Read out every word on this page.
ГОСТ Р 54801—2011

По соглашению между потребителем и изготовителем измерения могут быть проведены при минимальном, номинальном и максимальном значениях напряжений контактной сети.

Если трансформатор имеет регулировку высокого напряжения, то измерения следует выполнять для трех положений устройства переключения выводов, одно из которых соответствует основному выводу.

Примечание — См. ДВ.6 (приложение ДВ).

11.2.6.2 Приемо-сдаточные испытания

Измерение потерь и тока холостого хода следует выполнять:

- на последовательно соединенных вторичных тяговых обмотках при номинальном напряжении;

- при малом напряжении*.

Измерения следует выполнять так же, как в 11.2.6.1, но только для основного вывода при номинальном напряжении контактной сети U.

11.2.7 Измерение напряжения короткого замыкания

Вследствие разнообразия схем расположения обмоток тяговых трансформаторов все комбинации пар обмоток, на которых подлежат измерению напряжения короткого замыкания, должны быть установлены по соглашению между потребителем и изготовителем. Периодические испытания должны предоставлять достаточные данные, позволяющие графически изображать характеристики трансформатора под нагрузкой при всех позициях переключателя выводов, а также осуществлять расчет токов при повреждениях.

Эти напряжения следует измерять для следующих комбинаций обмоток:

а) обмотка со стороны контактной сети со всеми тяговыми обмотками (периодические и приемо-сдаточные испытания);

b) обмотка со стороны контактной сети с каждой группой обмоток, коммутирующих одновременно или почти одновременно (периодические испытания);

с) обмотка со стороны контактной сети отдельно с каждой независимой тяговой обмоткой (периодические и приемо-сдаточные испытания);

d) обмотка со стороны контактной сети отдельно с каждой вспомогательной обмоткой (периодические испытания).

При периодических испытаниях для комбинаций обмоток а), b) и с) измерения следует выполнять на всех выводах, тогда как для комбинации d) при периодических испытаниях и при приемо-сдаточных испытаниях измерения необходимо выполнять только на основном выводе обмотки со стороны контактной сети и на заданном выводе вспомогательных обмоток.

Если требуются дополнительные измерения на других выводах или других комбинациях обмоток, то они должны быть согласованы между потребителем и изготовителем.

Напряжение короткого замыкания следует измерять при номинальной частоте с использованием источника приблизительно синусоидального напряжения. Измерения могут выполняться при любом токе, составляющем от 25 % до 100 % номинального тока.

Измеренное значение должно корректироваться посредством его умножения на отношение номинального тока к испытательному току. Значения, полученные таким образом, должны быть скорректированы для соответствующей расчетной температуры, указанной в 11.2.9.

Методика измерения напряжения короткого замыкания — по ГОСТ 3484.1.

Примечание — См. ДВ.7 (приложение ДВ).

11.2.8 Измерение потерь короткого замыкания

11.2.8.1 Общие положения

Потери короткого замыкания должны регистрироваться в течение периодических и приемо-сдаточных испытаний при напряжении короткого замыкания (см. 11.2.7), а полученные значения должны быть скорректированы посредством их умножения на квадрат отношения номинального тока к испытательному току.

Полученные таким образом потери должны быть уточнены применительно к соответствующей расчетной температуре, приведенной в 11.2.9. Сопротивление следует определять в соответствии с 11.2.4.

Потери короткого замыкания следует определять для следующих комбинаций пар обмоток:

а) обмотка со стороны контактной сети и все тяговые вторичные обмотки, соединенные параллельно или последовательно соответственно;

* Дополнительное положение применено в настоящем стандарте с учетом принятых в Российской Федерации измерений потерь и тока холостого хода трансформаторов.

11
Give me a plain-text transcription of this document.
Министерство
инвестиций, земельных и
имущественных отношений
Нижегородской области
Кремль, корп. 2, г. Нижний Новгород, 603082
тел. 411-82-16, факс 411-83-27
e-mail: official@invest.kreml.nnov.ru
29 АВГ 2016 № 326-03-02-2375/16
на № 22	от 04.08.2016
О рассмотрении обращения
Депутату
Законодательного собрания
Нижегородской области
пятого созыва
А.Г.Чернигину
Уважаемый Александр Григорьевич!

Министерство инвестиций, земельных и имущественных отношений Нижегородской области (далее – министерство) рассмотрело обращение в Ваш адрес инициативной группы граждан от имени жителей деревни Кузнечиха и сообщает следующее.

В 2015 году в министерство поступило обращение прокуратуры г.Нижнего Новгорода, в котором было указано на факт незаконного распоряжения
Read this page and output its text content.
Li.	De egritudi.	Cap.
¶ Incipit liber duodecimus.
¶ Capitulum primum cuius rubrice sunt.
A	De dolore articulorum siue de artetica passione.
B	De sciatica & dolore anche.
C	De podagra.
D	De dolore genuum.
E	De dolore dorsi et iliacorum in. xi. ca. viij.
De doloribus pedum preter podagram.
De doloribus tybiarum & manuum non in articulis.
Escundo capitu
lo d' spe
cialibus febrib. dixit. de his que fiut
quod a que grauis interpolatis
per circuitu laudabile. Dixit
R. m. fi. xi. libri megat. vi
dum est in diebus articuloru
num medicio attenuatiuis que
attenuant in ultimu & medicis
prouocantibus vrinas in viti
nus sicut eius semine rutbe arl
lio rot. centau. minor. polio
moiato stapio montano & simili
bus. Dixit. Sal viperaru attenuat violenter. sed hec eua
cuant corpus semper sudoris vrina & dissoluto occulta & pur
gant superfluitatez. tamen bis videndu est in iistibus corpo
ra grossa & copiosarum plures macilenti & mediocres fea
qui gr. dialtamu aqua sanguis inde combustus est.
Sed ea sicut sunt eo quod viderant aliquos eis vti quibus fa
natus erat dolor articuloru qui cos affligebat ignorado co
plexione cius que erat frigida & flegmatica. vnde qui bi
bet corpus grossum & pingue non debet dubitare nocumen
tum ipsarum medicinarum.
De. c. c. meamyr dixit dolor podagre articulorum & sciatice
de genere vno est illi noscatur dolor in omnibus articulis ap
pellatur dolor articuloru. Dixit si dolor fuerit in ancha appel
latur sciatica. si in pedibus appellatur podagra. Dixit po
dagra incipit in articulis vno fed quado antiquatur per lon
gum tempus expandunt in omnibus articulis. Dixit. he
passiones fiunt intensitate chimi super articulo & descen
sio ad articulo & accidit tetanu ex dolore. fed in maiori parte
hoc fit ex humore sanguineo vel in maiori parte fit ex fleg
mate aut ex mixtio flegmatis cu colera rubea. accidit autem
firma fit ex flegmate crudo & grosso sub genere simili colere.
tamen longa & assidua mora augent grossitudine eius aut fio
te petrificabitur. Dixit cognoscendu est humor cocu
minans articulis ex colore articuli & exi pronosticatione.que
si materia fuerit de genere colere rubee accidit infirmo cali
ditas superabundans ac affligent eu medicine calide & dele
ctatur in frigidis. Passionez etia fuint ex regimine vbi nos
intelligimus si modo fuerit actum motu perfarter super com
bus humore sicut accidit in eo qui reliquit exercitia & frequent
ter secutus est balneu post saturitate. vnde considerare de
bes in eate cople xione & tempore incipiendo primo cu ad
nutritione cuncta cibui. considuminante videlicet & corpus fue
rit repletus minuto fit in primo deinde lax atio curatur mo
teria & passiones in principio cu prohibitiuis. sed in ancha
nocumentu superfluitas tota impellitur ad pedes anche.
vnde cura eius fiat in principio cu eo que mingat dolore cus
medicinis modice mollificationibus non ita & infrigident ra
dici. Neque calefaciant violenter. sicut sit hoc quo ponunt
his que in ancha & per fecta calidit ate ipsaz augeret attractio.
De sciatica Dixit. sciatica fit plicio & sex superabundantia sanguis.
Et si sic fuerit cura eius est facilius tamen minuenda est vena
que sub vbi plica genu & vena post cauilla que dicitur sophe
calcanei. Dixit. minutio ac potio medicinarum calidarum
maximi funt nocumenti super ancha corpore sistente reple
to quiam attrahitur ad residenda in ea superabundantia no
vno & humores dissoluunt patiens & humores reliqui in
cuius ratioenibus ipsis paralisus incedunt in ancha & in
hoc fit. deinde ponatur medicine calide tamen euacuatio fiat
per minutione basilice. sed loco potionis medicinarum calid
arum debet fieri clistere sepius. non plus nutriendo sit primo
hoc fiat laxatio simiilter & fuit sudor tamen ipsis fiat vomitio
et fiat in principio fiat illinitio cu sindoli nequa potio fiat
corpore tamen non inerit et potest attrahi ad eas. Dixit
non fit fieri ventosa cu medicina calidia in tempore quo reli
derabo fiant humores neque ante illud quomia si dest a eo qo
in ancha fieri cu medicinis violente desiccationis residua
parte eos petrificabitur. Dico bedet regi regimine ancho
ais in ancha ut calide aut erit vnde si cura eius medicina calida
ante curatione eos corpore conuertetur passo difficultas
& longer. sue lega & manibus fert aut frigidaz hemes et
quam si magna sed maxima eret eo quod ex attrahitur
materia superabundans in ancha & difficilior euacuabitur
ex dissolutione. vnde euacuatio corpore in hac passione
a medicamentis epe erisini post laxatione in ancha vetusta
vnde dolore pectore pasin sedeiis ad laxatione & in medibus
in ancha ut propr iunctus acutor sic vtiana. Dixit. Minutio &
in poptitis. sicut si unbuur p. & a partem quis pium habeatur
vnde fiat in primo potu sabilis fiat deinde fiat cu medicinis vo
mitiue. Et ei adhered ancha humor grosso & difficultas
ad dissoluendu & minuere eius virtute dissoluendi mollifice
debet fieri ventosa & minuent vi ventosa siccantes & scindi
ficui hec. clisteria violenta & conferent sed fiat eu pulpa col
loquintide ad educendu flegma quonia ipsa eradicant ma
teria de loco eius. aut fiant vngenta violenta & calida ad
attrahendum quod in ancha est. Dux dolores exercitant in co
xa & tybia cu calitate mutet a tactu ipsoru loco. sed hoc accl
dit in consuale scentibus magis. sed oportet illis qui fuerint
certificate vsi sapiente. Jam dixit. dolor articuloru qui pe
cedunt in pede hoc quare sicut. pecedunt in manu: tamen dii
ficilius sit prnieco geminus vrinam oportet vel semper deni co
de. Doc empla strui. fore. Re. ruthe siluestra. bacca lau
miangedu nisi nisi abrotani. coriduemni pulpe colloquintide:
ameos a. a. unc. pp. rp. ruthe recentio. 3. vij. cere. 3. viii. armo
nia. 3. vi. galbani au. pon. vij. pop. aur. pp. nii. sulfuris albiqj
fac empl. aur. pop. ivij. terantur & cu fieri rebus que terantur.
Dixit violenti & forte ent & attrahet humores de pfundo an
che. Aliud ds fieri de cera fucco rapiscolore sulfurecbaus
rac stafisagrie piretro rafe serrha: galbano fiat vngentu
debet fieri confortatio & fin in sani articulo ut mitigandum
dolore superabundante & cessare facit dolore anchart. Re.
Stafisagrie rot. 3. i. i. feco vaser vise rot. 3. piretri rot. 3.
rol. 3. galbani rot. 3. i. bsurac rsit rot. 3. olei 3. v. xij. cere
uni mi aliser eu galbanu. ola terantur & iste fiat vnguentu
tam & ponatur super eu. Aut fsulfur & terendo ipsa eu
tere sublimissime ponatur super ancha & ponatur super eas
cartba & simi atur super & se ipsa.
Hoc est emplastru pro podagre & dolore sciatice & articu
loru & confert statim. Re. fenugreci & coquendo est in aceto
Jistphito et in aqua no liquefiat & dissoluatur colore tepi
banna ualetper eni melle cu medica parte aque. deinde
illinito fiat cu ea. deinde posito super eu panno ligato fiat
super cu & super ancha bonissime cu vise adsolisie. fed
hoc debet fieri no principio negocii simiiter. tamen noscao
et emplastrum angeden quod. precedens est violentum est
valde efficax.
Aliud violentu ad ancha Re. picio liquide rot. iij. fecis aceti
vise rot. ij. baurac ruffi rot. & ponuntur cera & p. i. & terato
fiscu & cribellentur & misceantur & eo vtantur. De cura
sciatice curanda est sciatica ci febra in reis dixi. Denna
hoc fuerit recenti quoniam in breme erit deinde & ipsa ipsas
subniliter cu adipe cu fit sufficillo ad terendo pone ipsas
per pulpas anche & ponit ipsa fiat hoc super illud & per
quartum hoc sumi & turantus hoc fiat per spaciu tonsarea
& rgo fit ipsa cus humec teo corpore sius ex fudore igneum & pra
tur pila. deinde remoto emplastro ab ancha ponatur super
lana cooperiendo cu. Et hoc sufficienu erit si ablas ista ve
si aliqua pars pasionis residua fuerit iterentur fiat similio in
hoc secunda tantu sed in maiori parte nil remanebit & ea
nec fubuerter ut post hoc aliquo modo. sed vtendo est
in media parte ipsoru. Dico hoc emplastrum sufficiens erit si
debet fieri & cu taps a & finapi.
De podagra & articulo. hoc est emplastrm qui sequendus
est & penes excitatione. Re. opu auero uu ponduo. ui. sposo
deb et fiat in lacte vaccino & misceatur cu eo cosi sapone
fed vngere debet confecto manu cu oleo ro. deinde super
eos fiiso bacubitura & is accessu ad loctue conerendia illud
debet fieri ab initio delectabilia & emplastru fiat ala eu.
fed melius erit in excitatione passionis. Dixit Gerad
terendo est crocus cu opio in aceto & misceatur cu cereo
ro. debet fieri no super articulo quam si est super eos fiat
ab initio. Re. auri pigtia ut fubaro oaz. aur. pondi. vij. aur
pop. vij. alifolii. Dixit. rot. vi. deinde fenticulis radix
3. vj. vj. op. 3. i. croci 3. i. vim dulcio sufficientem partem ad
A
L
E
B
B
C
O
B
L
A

****************************************

INSTRUCTIONS FOR THE TASK. Scan the listing above. Collect all lines with the word "обращение".

RESULT FOR THIS TASK.
Министерство инвестиций, земельных и имущественных отношений Нижегородской области (далее – министерство) рассмотрело обращение в Ваш адрес инициативной группы граждан от имени жителей деревни Кузнечиха и сообщает следующее.
В 2015 году в министерство поступило обращение прокуратуры г.Нижнего Новгорода, в котором было указано на факт незаконного распоряжения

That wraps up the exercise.